**Dataset records**:
************

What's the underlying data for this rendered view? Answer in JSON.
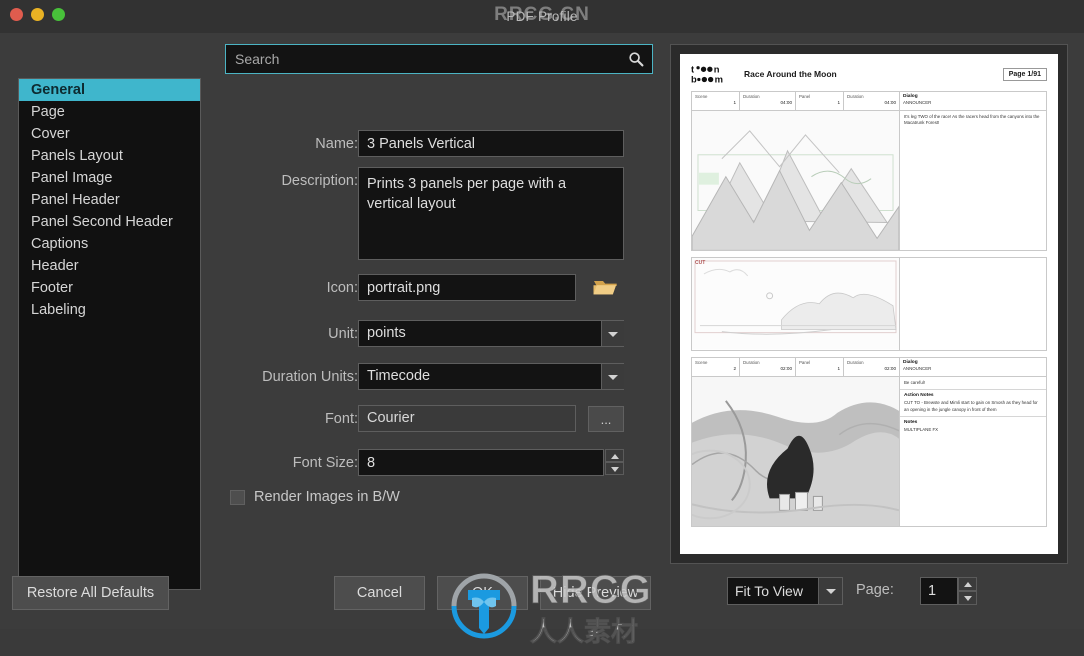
{
  "window": {
    "title": "PDF Profile",
    "traffic_lights": [
      "close",
      "minimize",
      "zoom"
    ],
    "colors": {
      "accent": "#3fb6cc",
      "red": "#e05c4e",
      "yellow": "#e9b224",
      "green": "#48c13a"
    }
  },
  "watermark": {
    "title_overlay": "RRCG.CN",
    "brand": "RRCG",
    "brand_sub": "人人素材"
  },
  "search": {
    "placeholder": "Search",
    "value": "",
    "icon": "search-icon"
  },
  "sidebar": {
    "items": [
      {
        "label": "General",
        "selected": true
      },
      {
        "label": "Page",
        "selected": false
      },
      {
        "label": "Cover",
        "selected": false
      },
      {
        "label": "Panels Layout",
        "selected": false
      },
      {
        "label": "Panel Image",
        "selected": false
      },
      {
        "label": "Panel Header",
        "selected": false
      },
      {
        "label": "Panel Second Header",
        "selected": false
      },
      {
        "label": "Captions",
        "selected": false
      },
      {
        "label": "Header",
        "selected": false
      },
      {
        "label": "Footer",
        "selected": false
      },
      {
        "label": "Labeling",
        "selected": false
      }
    ]
  },
  "form": {
    "name": {
      "label": "Name:",
      "value": "3 Panels Vertical"
    },
    "description": {
      "label": "Description:",
      "value": "Prints 3 panels per page with a vertical layout"
    },
    "icon": {
      "label": "Icon:",
      "value": "portrait.png",
      "browse_icon": "folder-icon"
    },
    "unit": {
      "label": "Unit:",
      "value": "points"
    },
    "duration_units": {
      "label": "Duration Units:",
      "value": "Timecode"
    },
    "font": {
      "label": "Font:",
      "value": "Courier",
      "browse_label": "..."
    },
    "font_size": {
      "label": "Font Size:",
      "value": "8"
    },
    "render_bw": {
      "label": "Render Images in B/W",
      "checked": false
    }
  },
  "buttons": {
    "restore": "Restore All Defaults",
    "cancel": "Cancel",
    "ok": "OK",
    "hide_preview": "Hide Preview"
  },
  "preview_controls": {
    "zoom_mode": "Fit To View",
    "page_label": "Page:",
    "page_value": "1"
  },
  "document": {
    "title": "Race Around the Moon",
    "logo": "toon-boom-logo",
    "page_indicator": "Page  1/91",
    "columns": [
      "Scene",
      "Duration",
      "Panel",
      "Duration",
      "Dialog"
    ],
    "panels": [
      {
        "scene": "1",
        "scene_duration": "04:00",
        "panel": "1",
        "panel_duration": "04:00",
        "cut_tag": "",
        "notes": [
          {
            "heading": "Dialog",
            "speaker": "ANNOUNCER",
            "text": "It's leg TWO of the race! As the racers head from the canyons into the Macatrunk Forest!"
          }
        ]
      },
      {
        "scene": "",
        "scene_duration": "",
        "panel": "",
        "panel_duration": "",
        "cut_tag": "CUT",
        "notes": []
      },
      {
        "scene": "2",
        "scene_duration": "02:00",
        "panel": "1",
        "panel_duration": "02:00",
        "cut_tag": "",
        "notes": [
          {
            "heading": "Dialog",
            "speaker": "ANNOUNCER",
            "text": "Be careful!"
          },
          {
            "heading": "Action Notes",
            "speaker": "",
            "text": "CUT TO - Brewste and Mimli start to gain on Smosh as they head for an opening in the jungle canopy in front of them"
          },
          {
            "heading": "Notes",
            "speaker": "",
            "text": "MULTIPLANE FX"
          }
        ]
      }
    ]
  }
}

************

**Task prompt**:
Without including any pictures, print each record exactly.

**Solution to this exercise**:
What's the underlying data for this rendered view? Answer in JSON.
{
  "window": {
    "title": "PDF Profile",
    "traffic_lights": [
      "close",
      "minimize",
      "zoom"
    ],
    "colors": {
      "accent": "#3fb6cc",
      "red": "#e05c4e",
      "yellow": "#e9b224",
      "green": "#48c13a"
    }
  },
  "watermark": {
    "title_overlay": "RRCG.CN",
    "brand": "RRCG",
    "brand_sub": "人人素材"
  },
  "search": {
    "placeholder": "Search",
    "value": "",
    "icon": "search-icon"
  },
  "sidebar": {
    "items": [
      {
        "label": "General",
        "selected": true
      },
      {
        "label": "Page",
        "selected": false
      },
      {
        "label": "Cover",
        "selected": false
      },
      {
        "label": "Panels Layout",
        "selected": false
      },
      {
        "label": "Panel Image",
        "selected": false
      },
      {
        "label": "Panel Header",
        "selected": false
      },
      {
        "label": "Panel Second Header",
        "selected": false
      },
      {
        "label": "Captions",
        "selected": false
      },
      {
        "label": "Header",
        "selected": false
      },
      {
        "label": "Footer",
        "selected": false
      },
      {
        "label": "Labeling",
        "selected": false
      }
    ]
  },
  "form": {
    "name": {
      "label": "Name:",
      "value": "3 Panels Vertical"
    },
    "description": {
      "label": "Description:",
      "value": "Prints 3 panels per page with a vertical layout"
    },
    "icon": {
      "label": "Icon:",
      "value": "portrait.png",
      "browse_icon": "folder-icon"
    },
    "unit": {
      "label": "Unit:",
      "value": "points"
    },
    "duration_units": {
      "label": "Duration Units:",
      "value": "Timecode"
    },
    "font": {
      "label": "Font:",
      "value": "Courier",
      "browse_label": "..."
    },
    "font_size": {
      "label": "Font Size:",
      "value": "8"
    },
    "render_bw": {
      "label": "Render Images in B/W",
      "checked": false
    }
  },
  "buttons": {
    "restore": "Restore All Defaults",
    "cancel": "Cancel",
    "ok": "OK",
    "hide_preview": "Hide Preview"
  },
  "preview_controls": {
    "zoom_mode": "Fit To View",
    "page_label": "Page:",
    "page_value": "1"
  },
  "document": {
    "title": "Race Around the Moon",
    "logo": "toon-boom-logo",
    "page_indicator": "Page  1/91",
    "columns": [
      "Scene",
      "Duration",
      "Panel",
      "Duration",
      "Dialog"
    ],
    "panels": [
      {
        "scene": "1",
        "scene_duration": "04:00",
        "panel": "1",
        "panel_duration": "04:00",
        "cut_tag": "",
        "notes": [
          {
            "heading": "Dialog",
            "speaker": "ANNOUNCER",
            "text": "It's leg TWO of the race! As the racers head from the canyons into the Macatrunk Forest!"
          }
        ]
      },
      {
        "scene": "",
        "scene_duration": "",
        "panel": "",
        "panel_duration": "",
        "cut_tag": "CUT",
        "notes": []
      },
      {
        "scene": "2",
        "scene_duration": "02:00",
        "panel": "1",
        "panel_duration": "02:00",
        "cut_tag": "",
        "notes": [
          {
            "heading": "Dialog",
            "speaker": "ANNOUNCER",
            "text": "Be careful!"
          },
          {
            "heading": "Action Notes",
            "speaker": "",
            "text": "CUT TO - Brewste and Mimli start to gain on Smosh as they head for an opening in the jungle canopy in front of them"
          },
          {
            "heading": "Notes",
            "speaker": "",
            "text": "MULTIPLANE FX"
          }
        ]
      }
    ]
  }
}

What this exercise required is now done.